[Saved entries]

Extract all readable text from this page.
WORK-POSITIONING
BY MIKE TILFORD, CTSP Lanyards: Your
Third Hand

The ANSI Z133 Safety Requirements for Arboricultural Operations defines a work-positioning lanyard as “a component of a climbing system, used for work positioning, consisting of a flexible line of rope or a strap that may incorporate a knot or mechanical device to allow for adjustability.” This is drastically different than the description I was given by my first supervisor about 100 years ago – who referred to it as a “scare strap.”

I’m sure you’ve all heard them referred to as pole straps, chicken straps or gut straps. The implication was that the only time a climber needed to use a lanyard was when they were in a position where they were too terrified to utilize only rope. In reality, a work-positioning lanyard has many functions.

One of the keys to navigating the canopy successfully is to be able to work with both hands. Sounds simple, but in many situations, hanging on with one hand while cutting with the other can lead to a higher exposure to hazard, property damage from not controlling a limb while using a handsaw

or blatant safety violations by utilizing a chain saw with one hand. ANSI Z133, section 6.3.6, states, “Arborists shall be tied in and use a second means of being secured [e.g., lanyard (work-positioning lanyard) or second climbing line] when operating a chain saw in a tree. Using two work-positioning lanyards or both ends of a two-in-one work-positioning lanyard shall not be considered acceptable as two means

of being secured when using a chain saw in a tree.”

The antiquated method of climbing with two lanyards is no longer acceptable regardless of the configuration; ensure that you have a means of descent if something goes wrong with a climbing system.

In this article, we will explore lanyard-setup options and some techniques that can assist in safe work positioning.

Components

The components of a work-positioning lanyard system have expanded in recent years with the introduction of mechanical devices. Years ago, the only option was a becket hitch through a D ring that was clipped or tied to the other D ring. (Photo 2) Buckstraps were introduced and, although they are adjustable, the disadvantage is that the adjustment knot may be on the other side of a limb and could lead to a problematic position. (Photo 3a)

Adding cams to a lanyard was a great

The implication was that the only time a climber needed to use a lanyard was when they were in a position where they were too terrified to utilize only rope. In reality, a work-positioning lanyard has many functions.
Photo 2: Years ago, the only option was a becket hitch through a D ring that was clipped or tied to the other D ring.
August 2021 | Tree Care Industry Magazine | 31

_Objective_
Extract the full listing and reproduce each line exactly.

_Reply_
Extract all readable text from this page.
WORK-POSITIONING
BY MIKE TILFORD, CTSP Lanyards: Your
Third Hand

The ANSI Z133 Safety Requirements for Arboricultural Operations defines a work-positioning lanyard as “a component of a climbing system, used for work positioning, consisting of a flexible line of rope or a strap that may incorporate a knot or mechanical device to allow for adjustability.” This is drastically different than the description I was given by my first supervisor about 100 years ago – who referred to it as a “scare strap.”

I’m sure you’ve all heard them referred to as pole straps, chicken straps or gut straps. The implication was that the only time a climber needed to use a lanyard was when they were in a position where they were too terrified to utilize only rope. In reality, a work-positioning lanyard has many functions.

One of the keys to navigating the canopy successfully is to be able to work with both hands. Sounds simple, but in many situations, hanging on with one hand while cutting with the other can lead to a higher exposure to hazard, property damage from not controlling a limb while using a handsaw

or blatant safety violations by utilizing a chain saw with one hand. ANSI Z133, section 6.3.6, states, “Arborists shall be tied in and use a second means of being secured [e.g., lanyard (work-positioning lanyard) or second climbing line] when operating a chain saw in a tree. Using two work-positioning lanyards or both ends of a two-in-one work-positioning lanyard shall not be considered acceptable as two means

of being secured when using a chain saw in a tree.”

The antiquated method of climbing with two lanyards is no longer acceptable regardless of the configuration; ensure that you have a means of descent if something goes wrong with a climbing system.

In this article, we will explore lanyard-setup options and some techniques that can assist in safe work positioning.

Components

The components of a work-positioning lanyard system have expanded in recent years with the introduction of mechanical devices. Years ago, the only option was a becket hitch through a D ring that was clipped or tied to the other D ring. (Photo 2) Buckstraps were introduced and, although they are adjustable, the disadvantage is that the adjustment knot may be on the other side of a limb and could lead to a problematic position. (Photo 3a)

Adding cams to a lanyard was a great

The implication was that the only time a climber needed to use a lanyard was when they were in a position where they were too terrified to utilize only rope. In reality, a work-positioning lanyard has many functions.
Photo 2: Years ago, the only option was a becket hitch through a D ring that was clipped or tied to the other D ring.
August 2021 | Tree Care Industry Magazine | 31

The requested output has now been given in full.